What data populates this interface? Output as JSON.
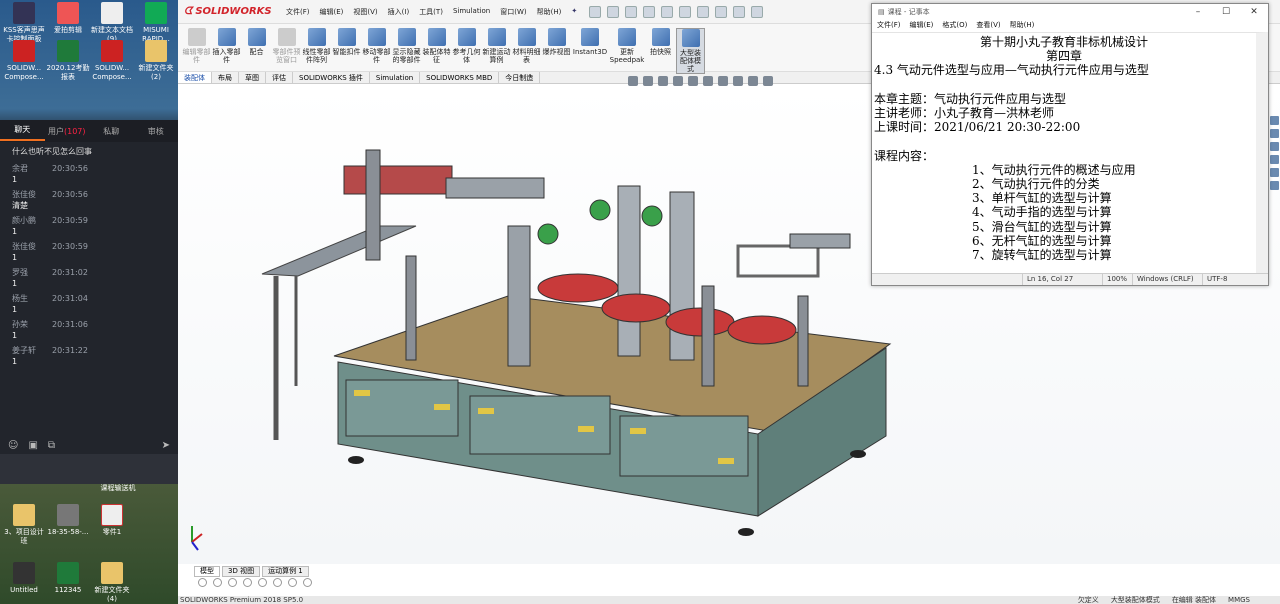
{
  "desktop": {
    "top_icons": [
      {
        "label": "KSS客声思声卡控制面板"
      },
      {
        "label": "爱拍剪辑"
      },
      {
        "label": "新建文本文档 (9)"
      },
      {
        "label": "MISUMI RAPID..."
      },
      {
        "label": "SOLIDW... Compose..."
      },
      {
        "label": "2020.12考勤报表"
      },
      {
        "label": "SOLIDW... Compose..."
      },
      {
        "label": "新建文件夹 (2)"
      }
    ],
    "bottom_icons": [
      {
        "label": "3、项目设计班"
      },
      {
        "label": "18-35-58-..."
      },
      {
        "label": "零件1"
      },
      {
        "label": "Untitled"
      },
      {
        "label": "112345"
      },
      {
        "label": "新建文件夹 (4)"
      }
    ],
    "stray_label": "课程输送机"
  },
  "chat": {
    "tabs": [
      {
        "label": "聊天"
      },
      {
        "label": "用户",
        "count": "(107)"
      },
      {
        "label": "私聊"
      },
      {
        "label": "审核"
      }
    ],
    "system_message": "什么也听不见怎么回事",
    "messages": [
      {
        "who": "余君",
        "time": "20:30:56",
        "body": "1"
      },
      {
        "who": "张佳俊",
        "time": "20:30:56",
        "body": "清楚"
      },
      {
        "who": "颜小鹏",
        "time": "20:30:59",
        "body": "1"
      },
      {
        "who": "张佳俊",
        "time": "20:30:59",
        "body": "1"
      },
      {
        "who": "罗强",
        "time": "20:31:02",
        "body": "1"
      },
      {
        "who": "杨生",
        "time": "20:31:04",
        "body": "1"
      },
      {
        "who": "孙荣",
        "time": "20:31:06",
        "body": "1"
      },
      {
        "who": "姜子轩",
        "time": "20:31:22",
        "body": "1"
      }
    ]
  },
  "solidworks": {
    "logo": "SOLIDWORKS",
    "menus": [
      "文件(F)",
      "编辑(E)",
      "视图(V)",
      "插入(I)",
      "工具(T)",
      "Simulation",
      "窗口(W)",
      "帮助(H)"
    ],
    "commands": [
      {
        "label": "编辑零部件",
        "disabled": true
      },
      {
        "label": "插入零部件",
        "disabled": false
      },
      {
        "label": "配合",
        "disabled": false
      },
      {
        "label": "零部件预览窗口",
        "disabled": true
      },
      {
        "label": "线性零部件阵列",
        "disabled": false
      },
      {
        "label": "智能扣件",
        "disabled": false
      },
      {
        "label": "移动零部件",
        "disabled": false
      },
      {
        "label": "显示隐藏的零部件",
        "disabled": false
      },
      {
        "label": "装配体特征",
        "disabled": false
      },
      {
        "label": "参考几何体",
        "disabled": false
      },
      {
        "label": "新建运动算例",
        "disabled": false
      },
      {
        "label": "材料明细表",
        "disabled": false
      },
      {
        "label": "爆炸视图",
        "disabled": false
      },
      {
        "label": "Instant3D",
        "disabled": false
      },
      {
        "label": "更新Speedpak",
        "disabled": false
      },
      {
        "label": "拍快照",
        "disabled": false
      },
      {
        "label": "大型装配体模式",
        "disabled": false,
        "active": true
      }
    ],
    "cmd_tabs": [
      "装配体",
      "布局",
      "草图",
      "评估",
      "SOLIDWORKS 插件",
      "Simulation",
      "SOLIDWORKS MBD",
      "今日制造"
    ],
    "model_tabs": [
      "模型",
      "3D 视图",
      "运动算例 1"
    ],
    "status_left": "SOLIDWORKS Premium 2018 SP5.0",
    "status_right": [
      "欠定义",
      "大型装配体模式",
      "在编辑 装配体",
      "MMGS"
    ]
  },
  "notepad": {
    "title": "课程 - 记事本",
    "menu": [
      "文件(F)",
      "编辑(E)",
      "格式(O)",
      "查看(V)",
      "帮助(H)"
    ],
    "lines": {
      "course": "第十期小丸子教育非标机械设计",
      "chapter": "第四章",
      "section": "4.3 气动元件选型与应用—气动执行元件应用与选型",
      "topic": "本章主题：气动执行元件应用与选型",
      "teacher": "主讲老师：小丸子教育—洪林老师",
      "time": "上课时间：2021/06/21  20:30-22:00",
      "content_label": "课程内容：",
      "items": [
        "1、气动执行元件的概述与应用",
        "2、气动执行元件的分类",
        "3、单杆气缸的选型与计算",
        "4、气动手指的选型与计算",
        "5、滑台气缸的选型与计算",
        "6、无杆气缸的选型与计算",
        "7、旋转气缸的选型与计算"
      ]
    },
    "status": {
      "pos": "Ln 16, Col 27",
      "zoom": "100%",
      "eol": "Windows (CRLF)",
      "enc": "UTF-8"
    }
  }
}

========================================================================

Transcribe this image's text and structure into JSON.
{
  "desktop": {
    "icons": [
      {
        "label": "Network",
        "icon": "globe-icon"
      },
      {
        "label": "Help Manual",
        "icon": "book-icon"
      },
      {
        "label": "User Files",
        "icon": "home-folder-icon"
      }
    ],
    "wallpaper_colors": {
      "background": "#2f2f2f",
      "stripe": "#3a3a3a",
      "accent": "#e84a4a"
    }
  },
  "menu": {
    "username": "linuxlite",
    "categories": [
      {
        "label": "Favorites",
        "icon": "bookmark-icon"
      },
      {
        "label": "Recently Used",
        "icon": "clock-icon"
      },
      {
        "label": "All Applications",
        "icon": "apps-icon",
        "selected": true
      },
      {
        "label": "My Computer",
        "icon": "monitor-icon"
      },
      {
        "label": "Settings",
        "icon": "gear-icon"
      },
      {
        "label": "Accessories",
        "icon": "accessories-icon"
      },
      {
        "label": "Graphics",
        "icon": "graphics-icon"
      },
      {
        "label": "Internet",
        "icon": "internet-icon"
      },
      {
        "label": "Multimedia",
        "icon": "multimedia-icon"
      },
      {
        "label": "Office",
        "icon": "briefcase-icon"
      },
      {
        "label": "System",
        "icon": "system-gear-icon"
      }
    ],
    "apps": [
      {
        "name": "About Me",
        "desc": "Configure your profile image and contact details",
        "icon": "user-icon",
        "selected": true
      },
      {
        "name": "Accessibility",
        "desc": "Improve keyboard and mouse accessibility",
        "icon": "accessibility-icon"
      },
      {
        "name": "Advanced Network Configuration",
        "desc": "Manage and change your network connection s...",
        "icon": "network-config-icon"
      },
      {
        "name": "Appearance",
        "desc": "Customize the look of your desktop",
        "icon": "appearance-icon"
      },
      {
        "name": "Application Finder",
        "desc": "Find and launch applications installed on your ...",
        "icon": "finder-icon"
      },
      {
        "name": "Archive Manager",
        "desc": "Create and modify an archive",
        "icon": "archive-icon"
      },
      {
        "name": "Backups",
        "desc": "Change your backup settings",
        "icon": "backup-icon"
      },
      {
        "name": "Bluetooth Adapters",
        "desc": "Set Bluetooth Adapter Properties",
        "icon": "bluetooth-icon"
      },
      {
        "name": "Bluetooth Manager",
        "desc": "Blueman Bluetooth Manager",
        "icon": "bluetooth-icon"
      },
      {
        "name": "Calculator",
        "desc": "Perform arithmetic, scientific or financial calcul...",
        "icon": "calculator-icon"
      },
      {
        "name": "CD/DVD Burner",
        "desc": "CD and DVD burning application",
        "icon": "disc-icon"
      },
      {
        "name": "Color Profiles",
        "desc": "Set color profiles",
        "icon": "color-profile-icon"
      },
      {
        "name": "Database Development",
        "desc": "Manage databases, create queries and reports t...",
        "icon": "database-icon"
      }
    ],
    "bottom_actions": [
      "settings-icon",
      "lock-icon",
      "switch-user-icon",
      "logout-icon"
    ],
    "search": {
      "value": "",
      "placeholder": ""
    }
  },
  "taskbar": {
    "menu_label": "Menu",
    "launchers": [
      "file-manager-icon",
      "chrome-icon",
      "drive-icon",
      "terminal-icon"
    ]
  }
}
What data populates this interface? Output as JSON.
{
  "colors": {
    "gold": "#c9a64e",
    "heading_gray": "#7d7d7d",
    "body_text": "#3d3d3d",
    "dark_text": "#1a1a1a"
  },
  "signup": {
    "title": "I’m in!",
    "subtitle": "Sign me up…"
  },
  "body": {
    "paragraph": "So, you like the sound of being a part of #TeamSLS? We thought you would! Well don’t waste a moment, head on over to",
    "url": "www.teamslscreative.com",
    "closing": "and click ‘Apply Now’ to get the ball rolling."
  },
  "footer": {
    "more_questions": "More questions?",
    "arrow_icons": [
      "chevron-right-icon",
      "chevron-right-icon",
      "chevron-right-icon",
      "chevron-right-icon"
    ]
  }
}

========================================================================

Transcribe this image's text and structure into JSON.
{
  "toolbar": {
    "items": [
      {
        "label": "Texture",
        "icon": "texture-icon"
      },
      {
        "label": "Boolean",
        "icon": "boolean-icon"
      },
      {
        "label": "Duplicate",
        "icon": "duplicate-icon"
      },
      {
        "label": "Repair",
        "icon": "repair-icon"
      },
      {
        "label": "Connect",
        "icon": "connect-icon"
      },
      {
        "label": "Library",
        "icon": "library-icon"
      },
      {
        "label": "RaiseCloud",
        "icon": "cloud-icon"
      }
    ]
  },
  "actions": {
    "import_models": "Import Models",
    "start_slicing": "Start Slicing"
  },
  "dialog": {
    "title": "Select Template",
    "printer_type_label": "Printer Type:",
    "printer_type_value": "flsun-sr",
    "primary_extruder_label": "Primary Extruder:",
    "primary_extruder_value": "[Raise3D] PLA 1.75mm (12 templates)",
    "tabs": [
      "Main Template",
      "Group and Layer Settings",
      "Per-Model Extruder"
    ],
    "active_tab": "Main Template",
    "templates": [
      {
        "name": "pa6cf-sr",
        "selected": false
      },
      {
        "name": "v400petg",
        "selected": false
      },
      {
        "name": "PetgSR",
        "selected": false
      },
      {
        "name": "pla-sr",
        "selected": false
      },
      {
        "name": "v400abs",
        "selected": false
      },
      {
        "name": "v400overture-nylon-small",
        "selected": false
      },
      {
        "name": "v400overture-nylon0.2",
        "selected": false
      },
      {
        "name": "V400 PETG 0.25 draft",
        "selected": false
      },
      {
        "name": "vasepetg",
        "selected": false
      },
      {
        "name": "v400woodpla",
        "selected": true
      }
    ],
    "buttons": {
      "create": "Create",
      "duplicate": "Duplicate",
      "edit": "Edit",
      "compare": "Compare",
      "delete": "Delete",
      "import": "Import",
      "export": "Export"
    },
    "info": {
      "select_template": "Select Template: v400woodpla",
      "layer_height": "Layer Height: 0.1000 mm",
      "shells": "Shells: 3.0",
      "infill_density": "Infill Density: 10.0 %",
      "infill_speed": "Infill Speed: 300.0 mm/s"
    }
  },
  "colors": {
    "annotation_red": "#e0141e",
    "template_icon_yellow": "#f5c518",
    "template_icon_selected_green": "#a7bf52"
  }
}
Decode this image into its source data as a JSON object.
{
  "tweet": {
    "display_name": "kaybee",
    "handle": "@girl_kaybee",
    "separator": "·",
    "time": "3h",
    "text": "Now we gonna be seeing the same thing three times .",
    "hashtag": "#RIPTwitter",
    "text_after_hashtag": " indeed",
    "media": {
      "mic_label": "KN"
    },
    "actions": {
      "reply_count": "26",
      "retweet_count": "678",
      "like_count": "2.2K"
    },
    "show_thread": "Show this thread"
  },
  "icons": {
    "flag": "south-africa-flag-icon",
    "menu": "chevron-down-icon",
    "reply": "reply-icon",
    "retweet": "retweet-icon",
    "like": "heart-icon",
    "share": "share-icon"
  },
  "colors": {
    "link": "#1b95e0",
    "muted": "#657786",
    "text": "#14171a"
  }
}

========================================================================

Aim of the task:
From the entries above, copy every line containing the word "Import".

Exercise answer:
    "import_models": "Import Models",
      "import": "Import",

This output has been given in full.